-- Records to use start --
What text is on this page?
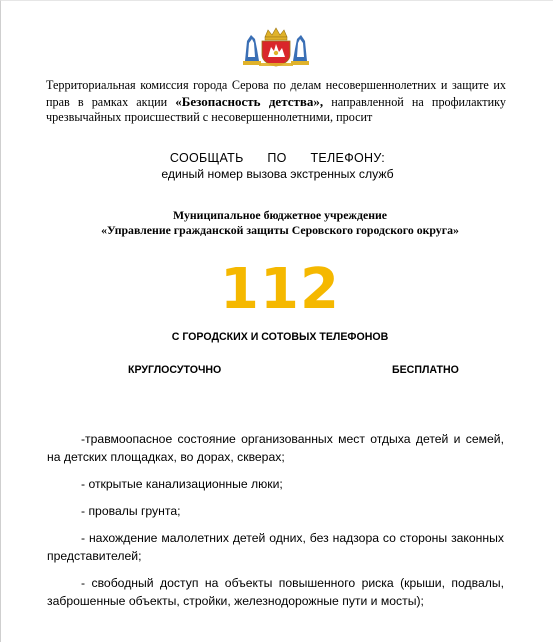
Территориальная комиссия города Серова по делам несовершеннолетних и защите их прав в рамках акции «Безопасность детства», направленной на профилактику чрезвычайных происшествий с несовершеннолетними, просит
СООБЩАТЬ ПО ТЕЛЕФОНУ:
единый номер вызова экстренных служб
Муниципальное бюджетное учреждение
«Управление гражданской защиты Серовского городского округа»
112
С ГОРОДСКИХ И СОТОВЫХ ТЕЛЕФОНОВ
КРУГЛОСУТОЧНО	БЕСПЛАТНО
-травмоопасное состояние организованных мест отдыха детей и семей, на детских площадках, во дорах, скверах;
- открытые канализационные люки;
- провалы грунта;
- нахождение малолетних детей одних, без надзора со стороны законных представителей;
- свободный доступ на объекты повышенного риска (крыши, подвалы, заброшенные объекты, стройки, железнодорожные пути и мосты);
-- Records to use end --
Task description: Check each line above for "детей" and return the ones that have it.

Task solution:
-травмоопасное состояние организованных мест отдыха детей и семей, на детских площадках, во дорах, скверах;
- нахождение малолетних детей одних, без надзора со стороны законных представителей;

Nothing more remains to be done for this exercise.